═══ RECORDS SUPPLIED

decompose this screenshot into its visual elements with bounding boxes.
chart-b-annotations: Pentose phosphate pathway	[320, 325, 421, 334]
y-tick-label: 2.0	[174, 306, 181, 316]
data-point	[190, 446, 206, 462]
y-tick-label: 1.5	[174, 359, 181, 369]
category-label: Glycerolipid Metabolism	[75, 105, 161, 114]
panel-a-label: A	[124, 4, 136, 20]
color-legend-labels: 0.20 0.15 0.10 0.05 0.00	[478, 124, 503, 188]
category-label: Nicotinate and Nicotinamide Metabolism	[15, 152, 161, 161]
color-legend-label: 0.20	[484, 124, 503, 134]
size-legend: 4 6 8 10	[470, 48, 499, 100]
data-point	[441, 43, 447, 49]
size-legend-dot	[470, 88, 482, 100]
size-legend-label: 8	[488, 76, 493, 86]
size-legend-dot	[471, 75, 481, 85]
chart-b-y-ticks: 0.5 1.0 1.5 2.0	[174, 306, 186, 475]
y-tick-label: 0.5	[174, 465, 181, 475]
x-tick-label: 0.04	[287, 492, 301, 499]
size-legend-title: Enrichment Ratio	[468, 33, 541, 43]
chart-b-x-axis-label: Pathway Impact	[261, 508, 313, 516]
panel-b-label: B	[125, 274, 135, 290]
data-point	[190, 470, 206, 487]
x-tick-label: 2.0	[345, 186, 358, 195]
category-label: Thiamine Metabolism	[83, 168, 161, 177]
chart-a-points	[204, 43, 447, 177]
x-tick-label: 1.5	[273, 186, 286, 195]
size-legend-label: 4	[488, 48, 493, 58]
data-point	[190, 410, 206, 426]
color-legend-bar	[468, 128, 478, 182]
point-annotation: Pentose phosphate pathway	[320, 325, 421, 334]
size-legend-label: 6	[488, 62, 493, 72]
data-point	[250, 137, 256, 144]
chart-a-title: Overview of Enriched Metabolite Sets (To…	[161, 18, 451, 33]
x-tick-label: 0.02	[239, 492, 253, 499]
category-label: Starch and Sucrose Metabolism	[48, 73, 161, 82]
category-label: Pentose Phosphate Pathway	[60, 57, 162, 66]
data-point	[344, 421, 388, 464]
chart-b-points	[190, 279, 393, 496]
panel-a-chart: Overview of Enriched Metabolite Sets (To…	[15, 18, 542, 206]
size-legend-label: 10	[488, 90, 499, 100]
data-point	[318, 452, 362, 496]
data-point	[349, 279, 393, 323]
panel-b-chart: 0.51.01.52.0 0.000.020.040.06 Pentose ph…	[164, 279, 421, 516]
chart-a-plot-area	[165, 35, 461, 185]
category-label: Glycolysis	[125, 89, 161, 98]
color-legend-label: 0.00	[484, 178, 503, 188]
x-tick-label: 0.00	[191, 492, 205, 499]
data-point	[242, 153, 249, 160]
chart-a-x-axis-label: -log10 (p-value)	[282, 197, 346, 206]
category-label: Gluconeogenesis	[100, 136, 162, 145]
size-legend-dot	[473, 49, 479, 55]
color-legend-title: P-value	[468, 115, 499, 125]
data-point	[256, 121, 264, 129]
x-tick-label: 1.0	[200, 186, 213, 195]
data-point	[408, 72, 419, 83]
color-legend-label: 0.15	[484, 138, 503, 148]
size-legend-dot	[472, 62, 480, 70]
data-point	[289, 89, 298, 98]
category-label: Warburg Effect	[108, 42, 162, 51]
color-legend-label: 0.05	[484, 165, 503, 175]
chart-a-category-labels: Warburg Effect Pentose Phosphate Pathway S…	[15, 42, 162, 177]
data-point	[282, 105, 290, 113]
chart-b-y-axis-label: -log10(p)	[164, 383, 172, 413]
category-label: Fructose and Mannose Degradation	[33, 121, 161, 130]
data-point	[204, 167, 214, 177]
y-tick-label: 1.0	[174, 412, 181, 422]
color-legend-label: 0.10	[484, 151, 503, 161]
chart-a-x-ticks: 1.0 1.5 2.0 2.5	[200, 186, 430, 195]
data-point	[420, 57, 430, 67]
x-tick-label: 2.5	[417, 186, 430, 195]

══════

> [WORK TASK] Your task is to extract all of the records exactly.

> [RESPONSE TO THE TASK]
decompose this screenshot into its visual elements with bounding boxes.
chart-b-annotations: Pentose phosphate pathway	[320, 325, 421, 334]
y-tick-label: 2.0	[174, 306, 181, 316]
data-point	[190, 446, 206, 462]
y-tick-label: 1.5	[174, 359, 181, 369]
category-label: Glycerolipid Metabolism	[75, 105, 161, 114]
panel-a-label: A	[124, 4, 136, 20]
color-legend-labels: 0.20 0.15 0.10 0.05 0.00	[478, 124, 503, 188]
category-label: Nicotinate and Nicotinamide Metabolism	[15, 152, 161, 161]
color-legend-label: 0.20	[484, 124, 503, 134]
size-legend: 4 6 8 10	[470, 48, 499, 100]
data-point	[441, 43, 447, 49]
size-legend-dot	[470, 88, 482, 100]
size-legend-label: 8	[488, 76, 493, 86]
size-legend-dot	[471, 75, 481, 85]
chart-b-y-ticks: 0.5 1.0 1.5 2.0	[174, 306, 186, 475]
y-tick-label: 0.5	[174, 465, 181, 475]
x-tick-label: 0.04	[287, 492, 301, 499]
size-legend-title: Enrichment Ratio	[468, 33, 541, 43]
chart-b-x-axis-label: Pathway Impact	[261, 508, 313, 516]
panel-b-label: B	[125, 274, 135, 290]
data-point	[190, 470, 206, 487]
x-tick-label: 2.0	[345, 186, 358, 195]
category-label: Thiamine Metabolism	[83, 168, 161, 177]
chart-a-points	[204, 43, 447, 177]
x-tick-label: 1.5	[273, 186, 286, 195]
size-legend-label: 4	[488, 48, 493, 58]
data-point	[190, 410, 206, 426]
color-legend-bar	[468, 128, 478, 182]
point-annotation: Pentose phosphate pathway	[320, 325, 421, 334]
size-legend-label: 6	[488, 62, 493, 72]
data-point	[250, 137, 256, 144]
chart-a-title: Overview of Enriched Metabolite Sets (To…	[161, 18, 451, 33]
x-tick-label: 0.02	[239, 492, 253, 499]
category-label: Starch and Sucrose Metabolism	[48, 73, 161, 82]
category-label: Pentose Phosphate Pathway	[60, 57, 162, 66]
data-point	[344, 421, 388, 464]
chart-b-points	[190, 279, 393, 496]
panel-a-chart: Overview of Enriched Metabolite Sets (To…	[15, 18, 542, 206]
size-legend-label: 10	[488, 90, 499, 100]
data-point	[318, 452, 362, 496]
data-point	[349, 279, 393, 323]
panel-b-chart: 0.51.01.52.0 0.000.020.040.06 Pentose ph…	[164, 279, 421, 516]
chart-a-plot-area	[165, 35, 461, 185]
category-label: Glycolysis	[125, 89, 161, 98]
color-legend-label: 0.00	[484, 178, 503, 188]
x-tick-label: 0.00	[191, 492, 205, 499]
data-point	[242, 153, 249, 160]
chart-a-x-axis-label: -log10 (p-value)	[282, 197, 346, 206]
category-label: Gluconeogenesis	[100, 136, 162, 145]
size-legend-dot	[473, 49, 479, 55]
color-legend-title: P-value	[468, 115, 499, 125]
data-point	[256, 121, 264, 129]
x-tick-label: 1.0	[200, 186, 213, 195]
data-point	[408, 72, 419, 83]
color-legend-label: 0.15	[484, 138, 503, 148]
size-legend-dot	[472, 62, 480, 70]
data-point	[289, 89, 298, 98]
category-label: Warburg Effect	[108, 42, 162, 51]
color-legend-label: 0.05	[484, 165, 503, 175]
chart-a-category-labels: Warburg Effect Pentose Phosphate Pathway S…	[15, 42, 162, 177]
data-point	[282, 105, 290, 113]
chart-b-y-axis-label: -log10(p)	[164, 383, 172, 413]
category-label: Fructose and Mannose Degradation	[33, 121, 161, 130]
data-point	[204, 167, 214, 177]
y-tick-label: 1.0	[174, 412, 181, 422]
color-legend-label: 0.10	[484, 151, 503, 161]
chart-a-x-ticks: 1.0 1.5 2.0 2.5	[200, 186, 430, 195]
data-point	[420, 57, 430, 67]
x-tick-label: 2.5	[417, 186, 430, 195]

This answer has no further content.